- [Dataset items]
○ ○ ○ ○

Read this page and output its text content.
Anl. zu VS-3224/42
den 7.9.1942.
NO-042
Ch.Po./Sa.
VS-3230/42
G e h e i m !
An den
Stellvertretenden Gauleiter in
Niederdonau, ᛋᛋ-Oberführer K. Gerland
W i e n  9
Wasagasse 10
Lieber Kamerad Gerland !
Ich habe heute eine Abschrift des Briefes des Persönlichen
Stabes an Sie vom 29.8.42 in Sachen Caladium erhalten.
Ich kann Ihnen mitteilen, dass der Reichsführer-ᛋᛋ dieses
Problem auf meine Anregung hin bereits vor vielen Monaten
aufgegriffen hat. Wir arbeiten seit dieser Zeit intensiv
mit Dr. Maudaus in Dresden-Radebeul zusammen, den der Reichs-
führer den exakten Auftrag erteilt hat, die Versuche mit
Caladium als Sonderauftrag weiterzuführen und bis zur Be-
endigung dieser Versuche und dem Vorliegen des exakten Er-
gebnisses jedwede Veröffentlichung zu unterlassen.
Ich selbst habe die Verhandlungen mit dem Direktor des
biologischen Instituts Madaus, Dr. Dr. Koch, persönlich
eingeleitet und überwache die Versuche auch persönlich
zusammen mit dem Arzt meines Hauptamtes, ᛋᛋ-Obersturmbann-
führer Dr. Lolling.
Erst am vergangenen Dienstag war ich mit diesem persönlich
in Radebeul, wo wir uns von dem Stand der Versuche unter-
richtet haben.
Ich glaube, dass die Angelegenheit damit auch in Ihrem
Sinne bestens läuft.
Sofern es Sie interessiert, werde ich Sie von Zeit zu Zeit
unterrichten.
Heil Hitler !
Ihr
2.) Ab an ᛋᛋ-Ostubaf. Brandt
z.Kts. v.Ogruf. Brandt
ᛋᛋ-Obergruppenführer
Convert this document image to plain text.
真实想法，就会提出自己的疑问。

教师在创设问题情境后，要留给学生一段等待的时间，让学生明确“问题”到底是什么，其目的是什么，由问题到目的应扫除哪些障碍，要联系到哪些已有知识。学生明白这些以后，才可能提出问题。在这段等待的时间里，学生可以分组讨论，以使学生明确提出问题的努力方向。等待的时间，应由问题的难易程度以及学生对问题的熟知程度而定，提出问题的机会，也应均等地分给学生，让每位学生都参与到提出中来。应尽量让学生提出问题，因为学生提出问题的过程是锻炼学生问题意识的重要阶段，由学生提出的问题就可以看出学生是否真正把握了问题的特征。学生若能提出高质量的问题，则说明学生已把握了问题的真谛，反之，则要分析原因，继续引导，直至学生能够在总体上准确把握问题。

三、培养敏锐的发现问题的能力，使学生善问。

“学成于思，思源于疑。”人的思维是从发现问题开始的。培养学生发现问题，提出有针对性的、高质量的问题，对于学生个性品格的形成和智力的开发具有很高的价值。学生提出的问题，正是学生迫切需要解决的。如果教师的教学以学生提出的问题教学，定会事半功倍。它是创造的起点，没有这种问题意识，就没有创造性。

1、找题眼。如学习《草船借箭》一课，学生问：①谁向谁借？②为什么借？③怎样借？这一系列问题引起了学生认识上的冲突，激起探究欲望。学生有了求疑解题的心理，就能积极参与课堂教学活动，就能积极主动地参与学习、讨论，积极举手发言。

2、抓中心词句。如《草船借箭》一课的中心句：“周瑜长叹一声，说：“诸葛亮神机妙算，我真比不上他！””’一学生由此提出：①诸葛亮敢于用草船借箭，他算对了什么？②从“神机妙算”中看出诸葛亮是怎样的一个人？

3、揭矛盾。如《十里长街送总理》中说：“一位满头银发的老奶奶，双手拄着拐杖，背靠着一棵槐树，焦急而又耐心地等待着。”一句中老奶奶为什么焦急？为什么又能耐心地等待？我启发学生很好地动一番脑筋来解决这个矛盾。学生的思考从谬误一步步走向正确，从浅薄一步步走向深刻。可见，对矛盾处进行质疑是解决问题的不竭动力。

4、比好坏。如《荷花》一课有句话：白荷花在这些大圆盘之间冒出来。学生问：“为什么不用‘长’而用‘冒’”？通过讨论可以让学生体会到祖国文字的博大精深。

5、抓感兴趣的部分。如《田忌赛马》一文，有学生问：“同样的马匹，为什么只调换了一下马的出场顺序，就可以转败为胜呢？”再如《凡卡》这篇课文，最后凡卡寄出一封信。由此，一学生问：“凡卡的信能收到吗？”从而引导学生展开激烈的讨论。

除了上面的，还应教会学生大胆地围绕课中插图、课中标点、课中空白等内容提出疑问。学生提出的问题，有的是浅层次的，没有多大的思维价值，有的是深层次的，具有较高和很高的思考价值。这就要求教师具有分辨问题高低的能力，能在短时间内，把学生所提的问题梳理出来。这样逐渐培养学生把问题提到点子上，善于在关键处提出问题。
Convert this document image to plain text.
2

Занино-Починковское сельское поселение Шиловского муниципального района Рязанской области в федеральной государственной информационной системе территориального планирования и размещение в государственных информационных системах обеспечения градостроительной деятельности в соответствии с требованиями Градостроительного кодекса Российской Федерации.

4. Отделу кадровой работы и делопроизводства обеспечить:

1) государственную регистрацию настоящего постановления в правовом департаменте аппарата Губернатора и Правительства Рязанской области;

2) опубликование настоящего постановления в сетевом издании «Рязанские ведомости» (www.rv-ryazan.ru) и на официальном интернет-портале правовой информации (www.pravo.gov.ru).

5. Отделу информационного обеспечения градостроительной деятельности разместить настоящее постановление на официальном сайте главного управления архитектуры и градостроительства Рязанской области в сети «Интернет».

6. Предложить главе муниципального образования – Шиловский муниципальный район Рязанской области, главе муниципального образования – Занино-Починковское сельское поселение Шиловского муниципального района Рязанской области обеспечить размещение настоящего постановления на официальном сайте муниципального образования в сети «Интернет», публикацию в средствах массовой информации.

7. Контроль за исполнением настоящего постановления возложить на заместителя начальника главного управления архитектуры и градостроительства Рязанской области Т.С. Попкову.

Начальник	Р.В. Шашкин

○ ○ ○ ○

- [Given instruction] Output the entries verbatim.

- [Solution to the exercise]
Read this page and output its text content.
Anl. zu VS-3224/42
den 7.9.1942.
NO-042
Ch.Po./Sa.
VS-3230/42
G e h e i m !
An den
Stellvertretenden Gauleiter in
Niederdonau, ᛋᛋ-Oberführer K. Gerland
W i e n  9
Wasagasse 10
Lieber Kamerad Gerland !
Ich habe heute eine Abschrift des Briefes des Persönlichen
Stabes an Sie vom 29.8.42 in Sachen Caladium erhalten.
Ich kann Ihnen mitteilen, dass der Reichsführer-ᛋᛋ dieses
Problem auf meine Anregung hin bereits vor vielen Monaten
aufgegriffen hat. Wir arbeiten seit dieser Zeit intensiv
mit Dr. Maudaus in Dresden-Radebeul zusammen, den der Reichs-
führer den exakten Auftrag erteilt hat, die Versuche mit
Caladium als Sonderauftrag weiterzuführen und bis zur Be-
endigung dieser Versuche und dem Vorliegen des exakten Er-
gebnisses jedwede Veröffentlichung zu unterlassen.
Ich selbst habe die Verhandlungen mit dem Direktor des
biologischen Instituts Madaus, Dr. Dr. Koch, persönlich
eingeleitet und überwache die Versuche auch persönlich
zusammen mit dem Arzt meines Hauptamtes, ᛋᛋ-Obersturmbann-
führer Dr. Lolling.
Erst am vergangenen Dienstag war ich mit diesem persönlich
in Radebeul, wo wir uns von dem Stand der Versuche unter-
richtet haben.
Ich glaube, dass die Angelegenheit damit auch in Ihrem
Sinne bestens läuft.
Sofern es Sie interessiert, werde ich Sie von Zeit zu Zeit
unterrichten.
Heil Hitler !
Ihr
2.) Ab an ᛋᛋ-Ostubaf. Brandt
z.Kts. v.Ogruf. Brandt
ᛋᛋ-Obergruppenführer
Convert this document image to plain text.
真实想法，就会提出自己的疑问。

教师在创设问题情境后，要留给学生一段等待的时间，让学生明确“问题”到底是什么，其目的是什么，由问题到目的应扫除哪些障碍，要联系到哪些已有知识。学生明白这些以后，才可能提出问题。在这段等待的时间里，学生可以分组讨论，以使学生明确提出问题的努力方向。等待的时间，应由问题的难易程度以及学生对问题的熟知程度而定，提出问题的机会，也应均等地分给学生，让每位学生都参与到提出中来。应尽量让学生提出问题，因为学生提出问题的过程是锻炼学生问题意识的重要阶段，由学生提出的问题就可以看出学生是否真正把握了问题的特征。学生若能提出高质量的问题，则说明学生已把握了问题的真谛，反之，则要分析原因，继续引导，直至学生能够在总体上准确把握问题。

三、培养敏锐的发现问题的能力，使学生善问。

“学成于思，思源于疑。”人的思维是从发现问题开始的。培养学生发现问题，提出有针对性的、高质量的问题，对于学生个性品格的形成和智力的开发具有很高的价值。学生提出的问题，正是学生迫切需要解决的。如果教师的教学以学生提出的问题教学，定会事半功倍。它是创造的起点，没有这种问题意识，就没有创造性。

1、找题眼。如学习《草船借箭》一课，学生问：①谁向谁借？②为什么借？③怎样借？这一系列问题引起了学生认识上的冲突，激起探究欲望。学生有了求疑解题的心理，就能积极参与课堂教学活动，就能积极主动地参与学习、讨论，积极举手发言。

2、抓中心词句。如《草船借箭》一课的中心句：“周瑜长叹一声，说：“诸葛亮神机妙算，我真比不上他！””’一学生由此提出：①诸葛亮敢于用草船借箭，他算对了什么？②从“神机妙算”中看出诸葛亮是怎样的一个人？

3、揭矛盾。如《十里长街送总理》中说：“一位满头银发的老奶奶，双手拄着拐杖，背靠着一棵槐树，焦急而又耐心地等待着。”一句中老奶奶为什么焦急？为什么又能耐心地等待？我启发学生很好地动一番脑筋来解决这个矛盾。学生的思考从谬误一步步走向正确，从浅薄一步步走向深刻。可见，对矛盾处进行质疑是解决问题的不竭动力。

4、比好坏。如《荷花》一课有句话：白荷花在这些大圆盘之间冒出来。学生问：“为什么不用‘长’而用‘冒’”？通过讨论可以让学生体会到祖国文字的博大精深。

5、抓感兴趣的部分。如《田忌赛马》一文，有学生问：“同样的马匹，为什么只调换了一下马的出场顺序，就可以转败为胜呢？”再如《凡卡》这篇课文，最后凡卡寄出一封信。由此，一学生问：“凡卡的信能收到吗？”从而引导学生展开激烈的讨论。

除了上面的，还应教会学生大胆地围绕课中插图、课中标点、课中空白等内容提出疑问。学生提出的问题，有的是浅层次的，没有多大的思维价值，有的是深层次的，具有较高和很高的思考价值。这就要求教师具有分辨问题高低的能力，能在短时间内，把学生所提的问题梳理出来。这样逐渐培养学生把问题提到点子上，善于在关键处提出问题。
Convert this document image to plain text.
2

Занино-Починковское сельское поселение Шиловского муниципального района Рязанской области в федеральной государственной информационной системе территориального планирования и размещение в государственных информационных системах обеспечения градостроительной деятельности в соответствии с требованиями Градостроительного кодекса Российской Федерации.

4. Отделу кадровой работы и делопроизводства обеспечить:

1) государственную регистрацию настоящего постановления в правовом департаменте аппарата Губернатора и Правительства Рязанской области;

2) опубликование настоящего постановления в сетевом издании «Рязанские ведомости» (www.rv-ryazan.ru) и на официальном интернет-портале правовой информации (www.pravo.gov.ru).

5. Отделу информационного обеспечения градостроительной деятельности разместить настоящее постановление на официальном сайте главного управления архитектуры и градостроительства Рязанской области в сети «Интернет».

6. Предложить главе муниципального образования – Шиловский муниципальный район Рязанской области, главе муниципального образования – Занино-Починковское сельское поселение Шиловского муниципального района Рязанской области обеспечить размещение настоящего постановления на официальном сайте муниципального образования в сети «Интернет», публикацию в средствах массовой информации.

7. Контроль за исполнением настоящего постановления возложить на заместителя начальника главного управления архитектуры и градостроительства Рязанской области Т.С. Попкову.

Начальник	Р.В. Шашкин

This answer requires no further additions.